→ **WHAT TO PRODUCE**
Extract every line of the material below and reproduce it faithfully.

Rows from a figure dataset:
******

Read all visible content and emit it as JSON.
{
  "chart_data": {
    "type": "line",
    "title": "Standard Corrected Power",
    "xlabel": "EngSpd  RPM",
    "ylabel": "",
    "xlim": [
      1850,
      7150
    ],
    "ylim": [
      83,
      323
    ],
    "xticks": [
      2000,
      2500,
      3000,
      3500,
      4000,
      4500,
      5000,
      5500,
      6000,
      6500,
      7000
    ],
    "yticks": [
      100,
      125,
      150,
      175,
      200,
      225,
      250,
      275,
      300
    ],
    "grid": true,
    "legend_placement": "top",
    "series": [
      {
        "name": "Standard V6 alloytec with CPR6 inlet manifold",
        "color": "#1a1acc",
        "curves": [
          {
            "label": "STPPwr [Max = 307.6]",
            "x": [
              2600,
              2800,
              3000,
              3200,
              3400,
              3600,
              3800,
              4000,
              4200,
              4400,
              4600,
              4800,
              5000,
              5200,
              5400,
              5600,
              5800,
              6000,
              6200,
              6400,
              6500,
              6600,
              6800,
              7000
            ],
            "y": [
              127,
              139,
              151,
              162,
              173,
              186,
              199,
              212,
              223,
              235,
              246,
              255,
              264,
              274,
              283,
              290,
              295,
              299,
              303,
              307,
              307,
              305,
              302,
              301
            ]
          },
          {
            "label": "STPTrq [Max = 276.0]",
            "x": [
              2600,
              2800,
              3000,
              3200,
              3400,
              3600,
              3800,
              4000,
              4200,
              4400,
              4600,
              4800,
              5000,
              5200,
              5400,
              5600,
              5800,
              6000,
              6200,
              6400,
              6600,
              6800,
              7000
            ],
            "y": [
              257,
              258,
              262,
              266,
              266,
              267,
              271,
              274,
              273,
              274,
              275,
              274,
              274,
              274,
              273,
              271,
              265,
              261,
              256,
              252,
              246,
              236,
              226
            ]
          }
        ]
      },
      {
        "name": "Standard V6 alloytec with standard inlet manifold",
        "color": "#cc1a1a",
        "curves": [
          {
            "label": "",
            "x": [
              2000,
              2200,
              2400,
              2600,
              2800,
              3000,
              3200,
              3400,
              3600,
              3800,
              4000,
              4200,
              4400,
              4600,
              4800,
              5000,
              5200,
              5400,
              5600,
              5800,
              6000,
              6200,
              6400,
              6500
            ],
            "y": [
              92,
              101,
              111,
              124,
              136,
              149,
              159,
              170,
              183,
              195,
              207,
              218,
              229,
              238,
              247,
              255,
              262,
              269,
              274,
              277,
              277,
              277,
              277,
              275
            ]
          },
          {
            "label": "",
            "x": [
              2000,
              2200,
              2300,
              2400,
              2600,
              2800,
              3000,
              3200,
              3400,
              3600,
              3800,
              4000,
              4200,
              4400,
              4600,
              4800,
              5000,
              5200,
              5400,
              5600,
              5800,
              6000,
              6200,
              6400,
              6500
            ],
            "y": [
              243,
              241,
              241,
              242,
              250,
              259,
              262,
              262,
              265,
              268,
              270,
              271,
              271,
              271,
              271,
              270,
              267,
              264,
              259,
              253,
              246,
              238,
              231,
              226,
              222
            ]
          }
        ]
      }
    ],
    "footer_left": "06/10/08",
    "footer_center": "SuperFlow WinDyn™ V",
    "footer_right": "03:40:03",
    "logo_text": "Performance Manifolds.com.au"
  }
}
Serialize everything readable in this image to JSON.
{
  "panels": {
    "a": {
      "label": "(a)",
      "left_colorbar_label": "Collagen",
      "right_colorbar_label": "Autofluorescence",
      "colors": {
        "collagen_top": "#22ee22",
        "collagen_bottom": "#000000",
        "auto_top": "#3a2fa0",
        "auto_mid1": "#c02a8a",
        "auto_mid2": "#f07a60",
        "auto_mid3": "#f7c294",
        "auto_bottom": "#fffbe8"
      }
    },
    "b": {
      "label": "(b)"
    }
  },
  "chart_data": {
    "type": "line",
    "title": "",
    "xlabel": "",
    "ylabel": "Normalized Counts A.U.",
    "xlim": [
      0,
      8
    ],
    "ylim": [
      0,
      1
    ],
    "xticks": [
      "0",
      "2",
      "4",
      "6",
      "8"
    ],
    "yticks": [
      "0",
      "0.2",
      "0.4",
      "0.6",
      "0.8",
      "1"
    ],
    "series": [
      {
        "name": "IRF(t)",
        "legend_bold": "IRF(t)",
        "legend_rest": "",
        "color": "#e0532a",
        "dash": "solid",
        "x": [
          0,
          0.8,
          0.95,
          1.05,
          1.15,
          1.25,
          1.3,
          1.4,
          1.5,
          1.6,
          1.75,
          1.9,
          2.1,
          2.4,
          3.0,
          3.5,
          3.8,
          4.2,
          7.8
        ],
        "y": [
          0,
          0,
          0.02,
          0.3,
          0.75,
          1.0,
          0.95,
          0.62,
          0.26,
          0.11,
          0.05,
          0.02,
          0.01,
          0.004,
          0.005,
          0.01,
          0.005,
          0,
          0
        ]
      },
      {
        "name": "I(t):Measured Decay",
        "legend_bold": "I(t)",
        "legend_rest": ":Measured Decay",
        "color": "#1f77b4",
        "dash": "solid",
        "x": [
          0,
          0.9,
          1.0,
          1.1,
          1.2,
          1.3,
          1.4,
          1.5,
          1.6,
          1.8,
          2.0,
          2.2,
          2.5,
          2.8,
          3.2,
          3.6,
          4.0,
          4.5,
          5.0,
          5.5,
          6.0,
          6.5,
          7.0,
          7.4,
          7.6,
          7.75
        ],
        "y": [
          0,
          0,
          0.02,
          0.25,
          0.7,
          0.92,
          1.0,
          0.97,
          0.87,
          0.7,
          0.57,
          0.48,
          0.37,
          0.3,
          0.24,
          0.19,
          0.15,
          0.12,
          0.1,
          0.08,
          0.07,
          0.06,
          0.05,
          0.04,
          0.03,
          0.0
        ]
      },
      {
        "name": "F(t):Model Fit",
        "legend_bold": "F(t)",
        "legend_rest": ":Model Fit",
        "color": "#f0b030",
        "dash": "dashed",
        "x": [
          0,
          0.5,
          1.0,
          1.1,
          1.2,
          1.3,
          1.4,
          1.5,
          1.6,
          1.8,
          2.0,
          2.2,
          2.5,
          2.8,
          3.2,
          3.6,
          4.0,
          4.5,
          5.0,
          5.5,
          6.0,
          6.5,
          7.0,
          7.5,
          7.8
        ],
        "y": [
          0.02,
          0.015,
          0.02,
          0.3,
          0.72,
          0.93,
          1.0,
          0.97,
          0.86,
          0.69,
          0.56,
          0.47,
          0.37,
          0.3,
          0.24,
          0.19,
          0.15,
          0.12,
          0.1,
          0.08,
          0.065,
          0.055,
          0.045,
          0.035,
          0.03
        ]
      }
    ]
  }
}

******

→ **RESPONSE**
Read all visible content and emit it as JSON.
{
  "chart_data": {
    "type": "line",
    "title": "Standard Corrected Power",
    "xlabel": "EngSpd  RPM",
    "ylabel": "",
    "xlim": [
      1850,
      7150
    ],
    "ylim": [
      83,
      323
    ],
    "xticks": [
      2000,
      2500,
      3000,
      3500,
      4000,
      4500,
      5000,
      5500,
      6000,
      6500,
      7000
    ],
    "yticks": [
      100,
      125,
      150,
      175,
      200,
      225,
      250,
      275,
      300
    ],
    "grid": true,
    "legend_placement": "top",
    "series": [
      {
        "name": "Standard V6 alloytec with CPR6 inlet manifold",
        "color": "#1a1acc",
        "curves": [
          {
            "label": "STPPwr [Max = 307.6]",
            "x": [
              2600,
              2800,
              3000,
              3200,
              3400,
              3600,
              3800,
              4000,
              4200,
              4400,
              4600,
              4800,
              5000,
              5200,
              5400,
              5600,
              5800,
              6000,
              6200,
              6400,
              6500,
              6600,
              6800,
              7000
            ],
            "y": [
              127,
              139,
              151,
              162,
              173,
              186,
              199,
              212,
              223,
              235,
              246,
              255,
              264,
              274,
              283,
              290,
              295,
              299,
              303,
              307,
              307,
              305,
              302,
              301
            ]
          },
          {
            "label": "STPTrq [Max = 276.0]",
            "x": [
              2600,
              2800,
              3000,
              3200,
              3400,
              3600,
              3800,
              4000,
              4200,
              4400,
              4600,
              4800,
              5000,
              5200,
              5400,
              5600,
              5800,
              6000,
              6200,
              6400,
              6600,
              6800,
              7000
            ],
            "y": [
              257,
              258,
              262,
              266,
              266,
              267,
              271,
              274,
              273,
              274,
              275,
              274,
              274,
              274,
              273,
              271,
              265,
              261,
              256,
              252,
              246,
              236,
              226
            ]
          }
        ]
      },
      {
        "name": "Standard V6 alloytec with standard inlet manifold",
        "color": "#cc1a1a",
        "curves": [
          {
            "label": "",
            "x": [
              2000,
              2200,
              2400,
              2600,
              2800,
              3000,
              3200,
              3400,
              3600,
              3800,
              4000,
              4200,
              4400,
              4600,
              4800,
              5000,
              5200,
              5400,
              5600,
              5800,
              6000,
              6200,
              6400,
              6500
            ],
            "y": [
              92,
              101,
              111,
              124,
              136,
              149,
              159,
              170,
              183,
              195,
              207,
              218,
              229,
              238,
              247,
              255,
              262,
              269,
              274,
              277,
              277,
              277,
              277,
              275
            ]
          },
          {
            "label": "",
            "x": [
              2000,
              2200,
              2300,
              2400,
              2600,
              2800,
              3000,
              3200,
              3400,
              3600,
              3800,
              4000,
              4200,
              4400,
              4600,
              4800,
              5000,
              5200,
              5400,
              5600,
              5800,
              6000,
              6200,
              6400,
              6500
            ],
            "y": [
              243,
              241,
              241,
              242,
              250,
              259,
              262,
              262,
              265,
              268,
              270,
              271,
              271,
              271,
              271,
              270,
              267,
              264,
              259,
              253,
              246,
              238,
              231,
              226,
              222
            ]
          }
        ]
      }
    ],
    "footer_left": "06/10/08",
    "footer_center": "SuperFlow WinDyn™ V",
    "footer_right": "03:40:03",
    "logo_text": "Performance Manifolds.com.au"
  }
}
Serialize everything readable in this image to JSON.
{
  "panels": {
    "a": {
      "label": "(a)",
      "left_colorbar_label": "Collagen",
      "right_colorbar_label": "Autofluorescence",
      "colors": {
        "collagen_top": "#22ee22",
        "collagen_bottom": "#000000",
        "auto_top": "#3a2fa0",
        "auto_mid1": "#c02a8a",
        "auto_mid2": "#f07a60",
        "auto_mid3": "#f7c294",
        "auto_bottom": "#fffbe8"
      }
    },
    "b": {
      "label": "(b)"
    }
  },
  "chart_data": {
    "type": "line",
    "title": "",
    "xlabel": "",
    "ylabel": "Normalized Counts A.U.",
    "xlim": [
      0,
      8
    ],
    "ylim": [
      0,
      1
    ],
    "xticks": [
      "0",
      "2",
      "4",
      "6",
      "8"
    ],
    "yticks": [
      "0",
      "0.2",
      "0.4",
      "0.6",
      "0.8",
      "1"
    ],
    "series": [
      {
        "name": "IRF(t)",
        "legend_bold": "IRF(t)",
        "legend_rest": "",
        "color": "#e0532a",
        "dash": "solid",
        "x": [
          0,
          0.8,
          0.95,
          1.05,
          1.15,
          1.25,
          1.3,
          1.4,
          1.5,
          1.6,
          1.75,
          1.9,
          2.1,
          2.4,
          3.0,
          3.5,
          3.8,
          4.2,
          7.8
        ],
        "y": [
          0,
          0,
          0.02,
          0.3,
          0.75,
          1.0,
          0.95,
          0.62,
          0.26,
          0.11,
          0.05,
          0.02,
          0.01,
          0.004,
          0.005,
          0.01,
          0.005,
          0,
          0
        ]
      },
      {
        "name": "I(t):Measured Decay",
        "legend_bold": "I(t)",
        "legend_rest": ":Measured Decay",
        "color": "#1f77b4",
        "dash": "solid",
        "x": [
          0,
          0.9,
          1.0,
          1.1,
          1.2,
          1.3,
          1.4,
          1.5,
          1.6,
          1.8,
          2.0,
          2.2,
          2.5,
          2.8,
          3.2,
          3.6,
          4.0,
          4.5,
          5.0,
          5.5,
          6.0,
          6.5,
          7.0,
          7.4,
          7.6,
          7.75
        ],
        "y": [
          0,
          0,
          0.02,
          0.25,
          0.7,
          0.92,
          1.0,
          0.97,
          0.87,
          0.7,
          0.57,
          0.48,
          0.37,
          0.3,
          0.24,
          0.19,
          0.15,
          0.12,
          0.1,
          0.08,
          0.07,
          0.06,
          0.05,
          0.04,
          0.03,
          0.0
        ]
      },
      {
        "name": "F(t):Model Fit",
        "legend_bold": "F(t)",
        "legend_rest": ":Model Fit",
        "color": "#f0b030",
        "dash": "dashed",
        "x": [
          0,
          0.5,
          1.0,
          1.1,
          1.2,
          1.3,
          1.4,
          1.5,
          1.6,
          1.8,
          2.0,
          2.2,
          2.5,
          2.8,
          3.2,
          3.6,
          4.0,
          4.5,
          5.0,
          5.5,
          6.0,
          6.5,
          7.0,
          7.5,
          7.8
        ],
        "y": [
          0.02,
          0.015,
          0.02,
          0.3,
          0.72,
          0.93,
          1.0,
          0.97,
          0.86,
          0.69,
          0.56,
          0.47,
          0.37,
          0.3,
          0.24,
          0.19,
          0.15,
          0.12,
          0.1,
          0.08,
          0.065,
          0.055,
          0.045,
          0.035,
          0.03
        ]
      }
    ]
  }
}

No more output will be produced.